● **Job**
Look through the material and tally each line bearing the word "this". Give only the total.

● **Listed entries**
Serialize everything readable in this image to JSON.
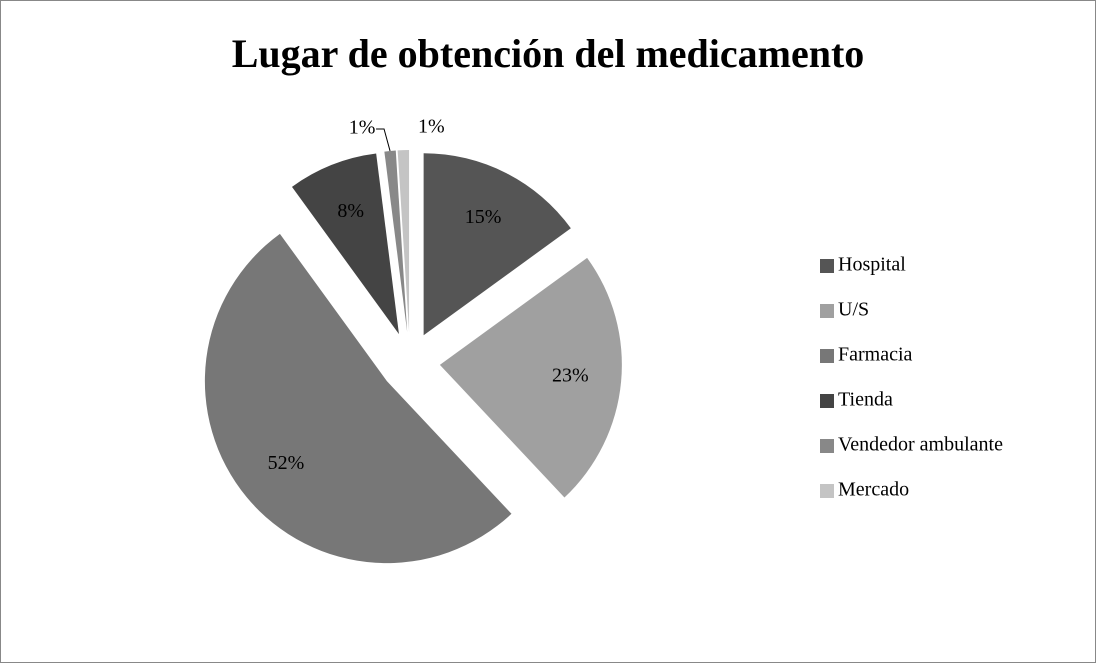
{
  "chart_data": {
    "type": "pie",
    "title": "Lugar de obtención del medicamento",
    "categories": [
      "Hospital",
      "U/S",
      "Farmacia",
      "Tienda",
      "Vendedor ambulante",
      "Mercado"
    ],
    "values": [
      15,
      23,
      52,
      8,
      1,
      1
    ],
    "value_labels": [
      "15%",
      "23%",
      "52%",
      "8%",
      "1%",
      "1%"
    ],
    "colors": [
      "#555555",
      "#a0a0a0",
      "#777777",
      "#444444",
      "#888888",
      "#c4c4c4"
    ],
    "legend": "right"
  }
}
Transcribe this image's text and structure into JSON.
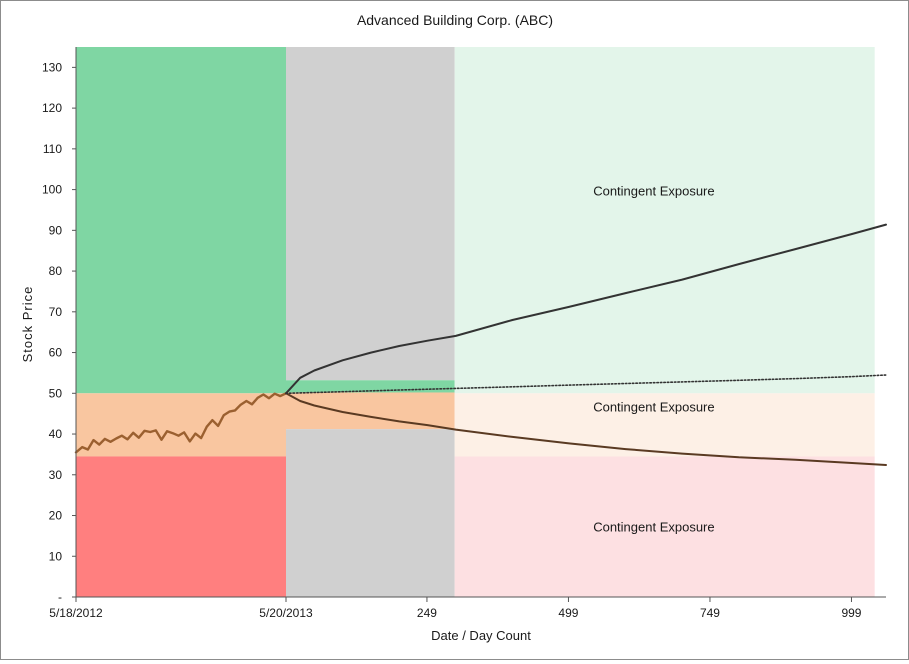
{
  "chart_data": {
    "type": "line",
    "title": "Advanced Building Corp. (ABC)",
    "xlabel": "Date / Day Count",
    "ylabel": "Stock Price",
    "ylim": [
      0,
      135
    ],
    "xlim": [
      -371,
      1060
    ],
    "y_ticks": [
      {
        "value": 0,
        "label": "-"
      },
      {
        "value": 10,
        "label": "10"
      },
      {
        "value": 20,
        "label": "20"
      },
      {
        "value": 30,
        "label": "30"
      },
      {
        "value": 40,
        "label": "40"
      },
      {
        "value": 50,
        "label": "50"
      },
      {
        "value": 60,
        "label": "60"
      },
      {
        "value": 70,
        "label": "70"
      },
      {
        "value": 80,
        "label": "80"
      },
      {
        "value": 90,
        "label": "90"
      },
      {
        "value": 100,
        "label": "100"
      },
      {
        "value": 110,
        "label": "110"
      },
      {
        "value": 120,
        "label": "120"
      },
      {
        "value": 130,
        "label": "130"
      }
    ],
    "x_ticks": [
      {
        "value": -371,
        "label": "5/18/2012"
      },
      {
        "value": 0,
        "label": "5/20/2013"
      },
      {
        "value": 249,
        "label": "249"
      },
      {
        "value": 499,
        "label": "499"
      },
      {
        "value": 749,
        "label": "749"
      },
      {
        "value": 999,
        "label": "999"
      }
    ],
    "grid": false,
    "regions": [
      {
        "x": [
          -371,
          0
        ],
        "y": [
          50,
          135
        ],
        "color": "#7fd6a3"
      },
      {
        "x": [
          -371,
          0
        ],
        "y": [
          34.5,
          50
        ],
        "color": "#f9c6a0"
      },
      {
        "x": [
          -371,
          0
        ],
        "y": [
          0,
          34.5
        ],
        "color": "#ff7f7f"
      },
      {
        "x": [
          0,
          298
        ],
        "y": [
          53.2,
          135
        ],
        "color": "#d0d0d0"
      },
      {
        "x": [
          0,
          298
        ],
        "y": [
          50.2,
          53.2
        ],
        "color": "#7fd6a3"
      },
      {
        "x": [
          0,
          298
        ],
        "y": [
          41.2,
          50.2
        ],
        "color": "#f9c6a0"
      },
      {
        "x": [
          0,
          298
        ],
        "y": [
          0,
          41.2
        ],
        "color": "#d0d0d0"
      },
      {
        "x": [
          298,
          1040
        ],
        "y": [
          50,
          135
        ],
        "color": "#e3f5ea"
      },
      {
        "x": [
          298,
          1040
        ],
        "y": [
          34.5,
          50
        ],
        "color": "#fdf0e6"
      },
      {
        "x": [
          298,
          1040
        ],
        "y": [
          0,
          34.5
        ],
        "color": "#fde0e2"
      }
    ],
    "annotations": [
      {
        "text": "Contingent Exposure",
        "x": 650,
        "y": 99.5
      },
      {
        "text": "Contingent Exposure",
        "x": 650,
        "y": 46.5
      },
      {
        "text": "Contingent Exposure",
        "x": 650,
        "y": 17
      }
    ],
    "series": [
      {
        "style": "historical",
        "color": "#9b6030",
        "x": [
          -371,
          -360,
          -350,
          -340,
          -330,
          -320,
          -310,
          -300,
          -290,
          -280,
          -270,
          -260,
          -250,
          -240,
          -230,
          -220,
          -210,
          -200,
          -190,
          -180,
          -170,
          -160,
          -150,
          -140,
          -130,
          -120,
          -110,
          -100,
          -90,
          -80,
          -70,
          -60,
          -50,
          -40,
          -30,
          -20,
          -10,
          0
        ],
        "y": [
          35.5,
          36.8,
          36.2,
          38.5,
          37.4,
          38.8,
          38.1,
          38.9,
          39.6,
          38.7,
          40.3,
          39.1,
          40.8,
          40.5,
          40.9,
          38.6,
          40.7,
          40.2,
          39.6,
          40.4,
          38.2,
          40.1,
          39.0,
          41.8,
          43.4,
          42.0,
          44.6,
          45.5,
          45.8,
          47.2,
          48.1,
          47.3,
          48.9,
          49.7,
          48.8,
          49.9,
          49.3,
          50.0
        ]
      },
      {
        "style": "upper-projection",
        "color": "#333333",
        "x": [
          0,
          25,
          50,
          100,
          150,
          200,
          250,
          300,
          400,
          500,
          600,
          700,
          800,
          900,
          1000,
          1060
        ],
        "y": [
          50,
          53.8,
          55.6,
          58.1,
          60.0,
          61.6,
          62.9,
          64.1,
          68.0,
          71.2,
          74.6,
          77.9,
          81.7,
          85.4,
          89.1,
          91.4
        ]
      },
      {
        "style": "lower-projection",
        "color": "#5a3a22",
        "x": [
          0,
          25,
          50,
          100,
          150,
          200,
          250,
          300,
          400,
          500,
          600,
          700,
          800,
          900,
          1000,
          1060
        ],
        "y": [
          50,
          48.1,
          47.0,
          45.4,
          44.2,
          43.1,
          42.2,
          41.1,
          39.3,
          37.7,
          36.3,
          35.2,
          34.3,
          33.7,
          32.9,
          32.4
        ]
      },
      {
        "style": "expected-path",
        "color": "#333333",
        "x": [
          0,
          100,
          200,
          300,
          400,
          500,
          600,
          700,
          800,
          900,
          1000,
          1060
        ],
        "y": [
          50.0,
          50.4,
          50.8,
          51.2,
          51.6,
          52.0,
          52.4,
          52.8,
          53.2,
          53.6,
          54.1,
          54.5
        ]
      }
    ]
  }
}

● **Exercise answer**
2